## CHALLENGE
Copy every line of the records below where the word "organismo" occurs.

## DATA ROWS
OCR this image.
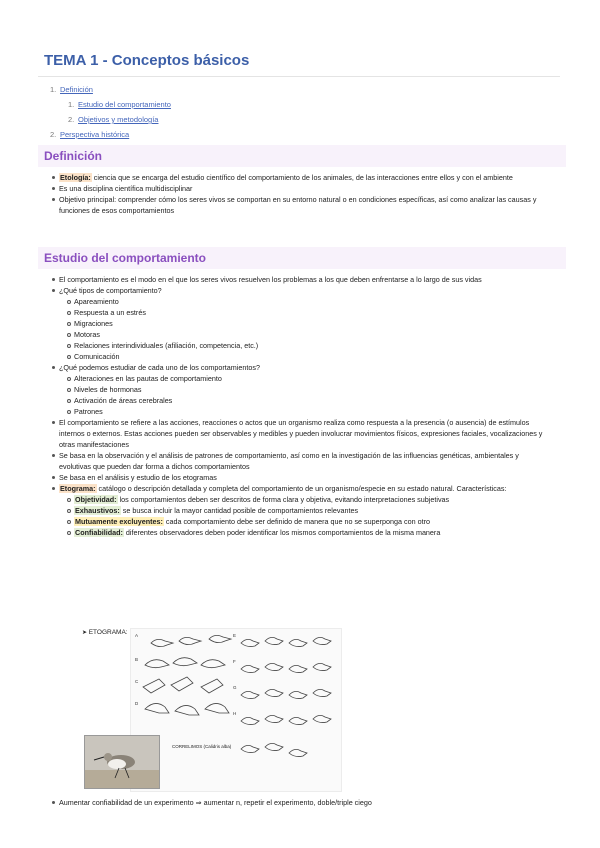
TEMA 1 - Conceptos básicos
1. Definición
1. Estudio del comportamiento
2. Objetivos y metodología
2. Perspectiva histórica
Definición
Etología: ciencia que se encarga del estudio científico del comportamiento de los animales, de las interacciones entre ellos y con el ambiente
Es una disciplina científica multidisciplinar
Objetivo principal: comprender cómo los seres vivos se comportan en su entorno natural o en condiciones específicas, así como analizar las causas y funciones de esos comportamientos
Estudio del comportamiento
El comportamiento es el modo en el que los seres vivos resuelven los problemas a los que deben enfrentarse a lo largo de sus vidas
¿Qué tipos de comportamiento?
Apareamiento
Respuesta a un estrés
Migraciones
Motoras
Relaciones interindividuales (afiliación, competencia, etc.)
Comunicación
¿Qué podemos estudiar de cada uno de los comportamientos?
Alteraciones en las pautas de comportamiento
Niveles de hormonas
Activación de áreas cerebrales
Patrones
El comportamiento se refiere a las acciones, reacciones o actos que un organismo realiza como respuesta a la presencia (o ausencia) de estímulos internos o externos. Estas acciones pueden ser observables y medibles y pueden involucrar movimientos físicos, expresiones faciales, vocalizaciones y otras manifestaciones
Se basa en la observación y el análisis de patrones de comportamiento, así como en la investigación de las influencias genéticas, ambientales y evolutivas que pueden dar forma a dichos comportamientos
Se basa en el análisis y estudio de los etogramas
Etograma: catálogo o descripción detallada y completa del comportamiento de un organismo/especie en su estado natural. Características:
Objetividad: los comportamientos deben ser descritos de forma clara y objetiva, evitando interpretaciones subjetivas
Exhaustivos: se busca incluir la mayor cantidad posible de comportamientos relevantes
Mutuamente excluyentes: cada comportamiento debe ser definido de manera que no se superponga con otro
Confiabilidad: diferentes observadores deben poder identificar los mismos comportamientos de la misma manera
➤ ETOGRAMA: A
B
C
D
E
F
G
H
CORRELIMOS (Calidris alba)
Aumentar confiabilidad de un experimento ⇒ aumentar n, repetir el experimento, doble/triple ciego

## SOLUTION TO THE PROBLEM
El comportamiento se refiere a las acciones, reacciones o actos que un organismo realiza como respuesta a la presencia (o ausencia) de estímulos internos o externos. Estas acciones pueden ser observables y medibles y pueden involucrar movimientos físicos, expresiones faciales, vocalizaciones y otras manifestaciones
Etograma: catálogo o descripción detallada y completa del comportamiento de un organismo/especie en su estado natural. Características:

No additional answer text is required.